▸ **INPUT DATA**
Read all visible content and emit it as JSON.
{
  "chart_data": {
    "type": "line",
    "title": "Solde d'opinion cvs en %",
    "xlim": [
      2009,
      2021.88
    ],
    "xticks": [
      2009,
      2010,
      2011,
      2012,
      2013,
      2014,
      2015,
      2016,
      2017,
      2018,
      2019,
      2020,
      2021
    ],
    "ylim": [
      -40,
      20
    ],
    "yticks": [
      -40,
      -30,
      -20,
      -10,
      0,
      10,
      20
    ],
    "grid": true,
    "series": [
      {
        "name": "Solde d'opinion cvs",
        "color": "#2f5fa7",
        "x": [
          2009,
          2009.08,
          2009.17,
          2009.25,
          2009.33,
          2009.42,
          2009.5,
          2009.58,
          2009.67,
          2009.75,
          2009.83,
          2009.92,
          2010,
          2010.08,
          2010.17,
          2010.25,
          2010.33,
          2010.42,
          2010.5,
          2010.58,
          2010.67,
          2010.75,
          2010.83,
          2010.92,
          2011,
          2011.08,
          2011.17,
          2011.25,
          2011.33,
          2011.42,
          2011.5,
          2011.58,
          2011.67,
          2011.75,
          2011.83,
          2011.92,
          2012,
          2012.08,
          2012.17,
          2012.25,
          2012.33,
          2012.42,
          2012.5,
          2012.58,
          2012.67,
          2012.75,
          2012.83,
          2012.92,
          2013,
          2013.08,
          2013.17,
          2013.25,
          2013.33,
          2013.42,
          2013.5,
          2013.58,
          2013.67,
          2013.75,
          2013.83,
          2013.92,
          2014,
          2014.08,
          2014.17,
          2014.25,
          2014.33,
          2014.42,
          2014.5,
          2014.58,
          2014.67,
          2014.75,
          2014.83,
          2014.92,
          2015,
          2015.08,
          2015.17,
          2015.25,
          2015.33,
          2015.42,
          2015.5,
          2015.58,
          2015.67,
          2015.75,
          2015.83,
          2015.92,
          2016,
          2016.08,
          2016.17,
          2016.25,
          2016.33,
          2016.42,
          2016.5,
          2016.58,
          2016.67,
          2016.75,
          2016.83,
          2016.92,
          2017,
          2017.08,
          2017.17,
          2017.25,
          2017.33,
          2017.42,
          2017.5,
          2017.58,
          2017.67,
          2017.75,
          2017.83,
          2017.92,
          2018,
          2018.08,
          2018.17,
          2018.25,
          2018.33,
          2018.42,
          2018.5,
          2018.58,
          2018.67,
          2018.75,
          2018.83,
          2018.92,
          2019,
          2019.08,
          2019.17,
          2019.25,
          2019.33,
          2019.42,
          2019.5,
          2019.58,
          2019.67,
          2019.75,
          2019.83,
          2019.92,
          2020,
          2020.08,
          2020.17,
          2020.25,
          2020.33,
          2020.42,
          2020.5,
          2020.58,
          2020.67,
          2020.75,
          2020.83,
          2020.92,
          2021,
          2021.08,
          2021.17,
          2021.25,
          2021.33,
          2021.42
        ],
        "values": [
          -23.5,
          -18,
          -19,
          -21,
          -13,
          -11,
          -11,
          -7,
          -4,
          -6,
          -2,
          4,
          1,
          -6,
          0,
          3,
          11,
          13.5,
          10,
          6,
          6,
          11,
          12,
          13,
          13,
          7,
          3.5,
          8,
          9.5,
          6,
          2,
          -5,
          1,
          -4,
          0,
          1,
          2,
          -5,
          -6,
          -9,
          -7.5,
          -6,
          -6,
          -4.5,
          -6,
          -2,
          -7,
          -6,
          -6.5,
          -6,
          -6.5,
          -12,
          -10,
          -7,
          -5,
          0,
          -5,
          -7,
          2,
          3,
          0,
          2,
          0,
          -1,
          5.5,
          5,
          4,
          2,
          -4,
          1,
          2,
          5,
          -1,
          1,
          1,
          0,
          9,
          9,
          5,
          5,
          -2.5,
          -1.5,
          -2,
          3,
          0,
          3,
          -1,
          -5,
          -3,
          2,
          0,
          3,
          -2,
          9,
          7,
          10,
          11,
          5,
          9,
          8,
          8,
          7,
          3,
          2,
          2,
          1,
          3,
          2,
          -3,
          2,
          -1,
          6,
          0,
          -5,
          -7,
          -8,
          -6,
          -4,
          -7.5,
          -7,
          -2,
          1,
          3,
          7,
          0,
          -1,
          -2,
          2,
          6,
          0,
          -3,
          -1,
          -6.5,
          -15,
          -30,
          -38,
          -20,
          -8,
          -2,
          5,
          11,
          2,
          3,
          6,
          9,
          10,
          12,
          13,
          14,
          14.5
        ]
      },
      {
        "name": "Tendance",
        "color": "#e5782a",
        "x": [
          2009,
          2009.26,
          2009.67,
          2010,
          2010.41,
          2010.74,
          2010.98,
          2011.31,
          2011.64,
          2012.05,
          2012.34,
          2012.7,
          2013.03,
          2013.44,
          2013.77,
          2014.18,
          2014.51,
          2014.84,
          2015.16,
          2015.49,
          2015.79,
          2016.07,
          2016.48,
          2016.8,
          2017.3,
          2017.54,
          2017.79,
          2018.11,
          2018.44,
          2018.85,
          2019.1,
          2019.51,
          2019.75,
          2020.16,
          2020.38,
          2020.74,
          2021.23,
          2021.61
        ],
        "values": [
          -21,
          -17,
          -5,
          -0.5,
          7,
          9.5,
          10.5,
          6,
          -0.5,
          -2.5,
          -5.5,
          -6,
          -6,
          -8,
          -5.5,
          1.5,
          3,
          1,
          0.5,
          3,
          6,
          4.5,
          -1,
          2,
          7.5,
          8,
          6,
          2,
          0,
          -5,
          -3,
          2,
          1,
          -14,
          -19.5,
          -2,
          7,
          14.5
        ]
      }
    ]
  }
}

▸ **WORK TO COMPLETE**
For the string "opinion", count the lines of the entries above that include it; answer with the number only.

▸ **RESPONSE TO THIS TASK**
2